→ **TEXT SECTION**:
»»
Ready for War with Iran?

W.J. Astore

General Joseph Votel, U.S. Centcom commander, testified to the House Armed Services Committee this week that the greatest destabilizing force in the Middle East is Iran, and that the U.S. must be prepared to use “military means” to confront and defeat the Iranian threat to the region.

No doubt Iran is a pest to U.S. designs in the Middle East.  No doubt Iran has its own agenda. No doubt Iran is no friend to Israel.  But the greatest destabilizing force in the Greater Middle East?  That’s the USA.  We’re the ones who toppled Iraq in 2003, along with the legitimate government of Iran 50 years earlier.

Iran/Persia has lived in, and sometimes dominated, the Greater Middle East for 2500 years.  By comparison, the USA is a newcomer on the block. Yet it’s the Iranians who are the destabilizers, the ones operating in a nefarious “grey zone” between peace and war, at least according to U.S. generals.

According to General Mattis, the Iranians are the greatest threat to stability and peace in the Middle East.  The U.S., with its massive military and extensive weapons sales, only safeguards peace and stability. 

Besides the disastrous U.S. invasion of Iraq in 2003, which accidentally helped Iran, the U.S. continues to sell massive amounts of weaponry to Iran’s rivals, most especially Saudi Arabia. U.S. military operations in Yemen, Syria, Iraq, and elsewhere in the Middle East have both destabilized the region and created marketplaces for U.S. weaponry and opportunities for economic exploitation by multinational corporations.

I’m no fan of Iran and its leaders, but can one blame them for resisting U.S. military and economic incursions into their sphere of influence? Recall how we reacted when the Russians put missiles into Cuba. Look at all the hostile rhetoric directed today against Mexico and its allegedly unfair trade practices vis-a-vis the U.S.

Let’s not forget that for 25 years (1953-78), the Shah of Iran was an American ally.  The U.S. military loved to sell him our most advanced weaponry, which at that time included F-14 Tomcat fighters and HAWK missile systems. That cozy relationship died with the Iranian Revolution (1979); ally turned to enemy as the U.S. supported Saddam Hussein and Iraq during the bloody Iran-Iraq War of the 1980s.

Yet, despite all this history, despite all the U.S. meddling, all the weapons sales, all the invasions and sanctions, somehow it’s the Iranians who are the destabilizing force, the ones deserving of more “disruptive” U.S. military action.

As America’s designs are frustrated in the Middle East, American generals never look in the mirror to see their own faults and failings. Instead, they cast about for new countries to blame — and to attack. Iran is seemingly next on the list, a country that General Mattis, America’s Secretary of Defense, said is “the single most enduring threat to stability and peace in the Middle East.”

Anyone for war with Iran?  U.S. generals are ready.

6 thoughts on “Ready for War with Iran?

  1. An excellent short summary to put everything in context. Nevertheless, you leave out 1 important component: Israel. That country does not stop piling on the rubbish (I am being polite here) at every occasion, incl. at the UN, and smear Iran as if it were the devil incarnate.
««
Saved entries
»»
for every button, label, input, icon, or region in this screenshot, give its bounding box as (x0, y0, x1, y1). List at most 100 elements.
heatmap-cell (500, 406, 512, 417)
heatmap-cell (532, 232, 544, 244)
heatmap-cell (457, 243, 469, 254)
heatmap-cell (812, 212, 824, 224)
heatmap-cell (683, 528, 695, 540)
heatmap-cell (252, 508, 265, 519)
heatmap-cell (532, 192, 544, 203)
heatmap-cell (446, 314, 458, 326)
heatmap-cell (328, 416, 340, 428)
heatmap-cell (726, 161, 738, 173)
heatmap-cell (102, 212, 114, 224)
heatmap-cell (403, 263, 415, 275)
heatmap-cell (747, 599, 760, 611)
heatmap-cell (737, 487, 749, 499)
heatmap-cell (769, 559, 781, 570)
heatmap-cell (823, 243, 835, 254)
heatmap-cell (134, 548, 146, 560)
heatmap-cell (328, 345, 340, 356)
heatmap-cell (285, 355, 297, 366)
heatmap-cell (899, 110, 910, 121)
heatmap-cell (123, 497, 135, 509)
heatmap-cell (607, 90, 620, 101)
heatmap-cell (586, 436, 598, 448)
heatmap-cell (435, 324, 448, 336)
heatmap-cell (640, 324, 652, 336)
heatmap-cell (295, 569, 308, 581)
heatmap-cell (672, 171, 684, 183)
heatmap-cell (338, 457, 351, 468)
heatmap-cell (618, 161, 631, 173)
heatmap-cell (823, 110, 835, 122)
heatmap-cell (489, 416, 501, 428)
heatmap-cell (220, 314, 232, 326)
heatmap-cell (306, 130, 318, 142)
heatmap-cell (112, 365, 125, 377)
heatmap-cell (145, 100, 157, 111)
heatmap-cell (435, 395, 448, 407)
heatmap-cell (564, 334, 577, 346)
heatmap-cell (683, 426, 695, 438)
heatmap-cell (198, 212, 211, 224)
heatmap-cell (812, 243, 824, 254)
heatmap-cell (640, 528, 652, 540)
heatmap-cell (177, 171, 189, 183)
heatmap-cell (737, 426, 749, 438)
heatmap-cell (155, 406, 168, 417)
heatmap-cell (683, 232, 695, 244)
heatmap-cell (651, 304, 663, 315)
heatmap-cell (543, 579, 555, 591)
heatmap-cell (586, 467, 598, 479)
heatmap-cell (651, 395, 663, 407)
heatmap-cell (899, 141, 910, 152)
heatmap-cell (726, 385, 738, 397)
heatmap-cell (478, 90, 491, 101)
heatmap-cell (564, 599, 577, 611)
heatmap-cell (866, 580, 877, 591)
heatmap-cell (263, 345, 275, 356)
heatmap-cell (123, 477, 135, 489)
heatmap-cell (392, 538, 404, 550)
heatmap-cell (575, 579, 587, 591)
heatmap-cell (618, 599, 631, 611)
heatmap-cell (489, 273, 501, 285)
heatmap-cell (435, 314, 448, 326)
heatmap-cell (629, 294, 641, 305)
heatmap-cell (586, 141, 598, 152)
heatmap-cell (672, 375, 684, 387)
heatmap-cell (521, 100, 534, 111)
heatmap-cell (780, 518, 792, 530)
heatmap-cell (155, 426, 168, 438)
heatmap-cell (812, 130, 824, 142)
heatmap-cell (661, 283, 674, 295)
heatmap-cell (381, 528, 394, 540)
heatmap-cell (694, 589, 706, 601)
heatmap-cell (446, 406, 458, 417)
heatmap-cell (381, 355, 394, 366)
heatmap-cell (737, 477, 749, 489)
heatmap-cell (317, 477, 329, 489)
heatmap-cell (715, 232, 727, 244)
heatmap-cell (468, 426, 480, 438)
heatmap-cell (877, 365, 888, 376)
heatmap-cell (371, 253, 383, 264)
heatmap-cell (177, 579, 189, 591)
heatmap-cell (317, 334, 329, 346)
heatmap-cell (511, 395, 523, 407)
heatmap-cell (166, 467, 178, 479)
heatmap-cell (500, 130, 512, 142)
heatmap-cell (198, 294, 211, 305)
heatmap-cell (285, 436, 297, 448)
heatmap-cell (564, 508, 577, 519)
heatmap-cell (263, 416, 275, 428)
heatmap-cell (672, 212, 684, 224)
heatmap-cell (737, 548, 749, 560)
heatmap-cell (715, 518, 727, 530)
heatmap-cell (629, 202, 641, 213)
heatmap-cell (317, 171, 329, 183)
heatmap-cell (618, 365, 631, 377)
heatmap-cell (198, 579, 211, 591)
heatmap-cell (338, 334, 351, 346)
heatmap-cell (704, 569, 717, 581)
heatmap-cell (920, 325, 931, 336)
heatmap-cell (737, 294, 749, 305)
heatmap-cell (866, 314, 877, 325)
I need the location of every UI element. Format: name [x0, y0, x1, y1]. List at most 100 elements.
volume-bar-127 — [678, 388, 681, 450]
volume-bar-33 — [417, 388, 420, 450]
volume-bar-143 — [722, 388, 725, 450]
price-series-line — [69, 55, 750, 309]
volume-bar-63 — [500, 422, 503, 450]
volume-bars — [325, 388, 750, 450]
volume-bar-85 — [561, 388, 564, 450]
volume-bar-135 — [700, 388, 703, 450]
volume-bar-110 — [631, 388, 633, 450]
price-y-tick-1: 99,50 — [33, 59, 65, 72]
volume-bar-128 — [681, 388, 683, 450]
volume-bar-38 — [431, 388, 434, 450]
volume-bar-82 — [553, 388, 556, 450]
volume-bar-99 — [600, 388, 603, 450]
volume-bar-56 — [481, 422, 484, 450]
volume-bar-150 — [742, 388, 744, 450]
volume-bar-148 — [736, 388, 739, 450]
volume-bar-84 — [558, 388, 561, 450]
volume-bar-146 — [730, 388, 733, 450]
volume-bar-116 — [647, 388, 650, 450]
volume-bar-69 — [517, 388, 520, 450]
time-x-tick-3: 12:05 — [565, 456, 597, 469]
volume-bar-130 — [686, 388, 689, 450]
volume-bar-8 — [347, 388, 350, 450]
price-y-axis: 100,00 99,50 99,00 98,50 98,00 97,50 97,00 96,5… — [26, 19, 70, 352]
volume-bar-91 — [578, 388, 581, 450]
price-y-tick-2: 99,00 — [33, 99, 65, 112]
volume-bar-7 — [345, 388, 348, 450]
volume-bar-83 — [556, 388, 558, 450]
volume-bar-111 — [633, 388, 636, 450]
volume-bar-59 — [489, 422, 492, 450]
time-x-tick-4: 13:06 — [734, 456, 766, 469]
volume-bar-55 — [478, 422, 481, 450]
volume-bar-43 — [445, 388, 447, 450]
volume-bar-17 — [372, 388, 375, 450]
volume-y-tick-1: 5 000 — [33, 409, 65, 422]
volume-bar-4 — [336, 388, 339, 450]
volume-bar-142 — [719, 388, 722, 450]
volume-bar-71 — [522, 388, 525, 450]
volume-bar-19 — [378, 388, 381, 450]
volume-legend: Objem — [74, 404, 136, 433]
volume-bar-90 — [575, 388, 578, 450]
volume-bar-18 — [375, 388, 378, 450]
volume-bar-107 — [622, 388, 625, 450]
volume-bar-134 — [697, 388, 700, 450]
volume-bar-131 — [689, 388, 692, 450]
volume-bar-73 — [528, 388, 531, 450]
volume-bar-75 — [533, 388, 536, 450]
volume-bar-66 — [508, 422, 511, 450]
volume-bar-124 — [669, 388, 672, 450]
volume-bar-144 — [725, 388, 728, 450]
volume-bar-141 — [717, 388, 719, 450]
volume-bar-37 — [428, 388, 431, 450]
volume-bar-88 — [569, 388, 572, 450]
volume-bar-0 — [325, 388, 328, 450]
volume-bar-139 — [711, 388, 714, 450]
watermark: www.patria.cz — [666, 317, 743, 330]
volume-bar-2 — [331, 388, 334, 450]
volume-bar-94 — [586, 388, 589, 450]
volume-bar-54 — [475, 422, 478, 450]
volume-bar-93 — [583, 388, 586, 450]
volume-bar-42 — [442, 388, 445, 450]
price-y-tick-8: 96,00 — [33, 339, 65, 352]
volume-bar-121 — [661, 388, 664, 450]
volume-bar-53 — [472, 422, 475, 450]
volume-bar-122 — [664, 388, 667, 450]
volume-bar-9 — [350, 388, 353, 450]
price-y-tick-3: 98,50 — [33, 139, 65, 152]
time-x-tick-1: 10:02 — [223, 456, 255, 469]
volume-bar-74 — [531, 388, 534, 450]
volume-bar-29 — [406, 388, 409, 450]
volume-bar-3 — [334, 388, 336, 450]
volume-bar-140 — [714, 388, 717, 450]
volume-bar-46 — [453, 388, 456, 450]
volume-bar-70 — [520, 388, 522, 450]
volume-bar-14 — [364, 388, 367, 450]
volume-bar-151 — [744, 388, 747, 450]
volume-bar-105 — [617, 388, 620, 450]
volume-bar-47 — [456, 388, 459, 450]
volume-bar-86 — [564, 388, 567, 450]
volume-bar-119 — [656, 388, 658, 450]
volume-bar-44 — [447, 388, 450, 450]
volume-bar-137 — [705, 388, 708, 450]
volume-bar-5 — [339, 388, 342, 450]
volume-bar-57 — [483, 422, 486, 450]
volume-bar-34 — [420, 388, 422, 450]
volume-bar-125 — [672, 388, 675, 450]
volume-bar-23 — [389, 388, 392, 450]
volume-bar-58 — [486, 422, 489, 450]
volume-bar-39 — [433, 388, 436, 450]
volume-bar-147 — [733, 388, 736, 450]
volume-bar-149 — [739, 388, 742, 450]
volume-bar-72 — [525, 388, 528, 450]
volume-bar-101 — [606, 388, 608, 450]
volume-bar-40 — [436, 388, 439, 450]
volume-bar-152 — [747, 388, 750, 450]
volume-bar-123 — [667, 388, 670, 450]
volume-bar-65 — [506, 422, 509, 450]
««
From the post on war with Iran above, write out word for word the passage that starts at "Anyone for war" and stops after "the devil incarnate.".

Anyone for war with Iran?  U.S. generals are ready.

6 thoughts on “Ready for War with Iran?

  1. An excellent short summary to put everything in context. Nevertheless, you leave out 1 important component: Israel. That country does not stop piling on the rubbish (I am being polite here) at every occasion, incl. at the UN, and smear Iran as if it were the devil incarnate.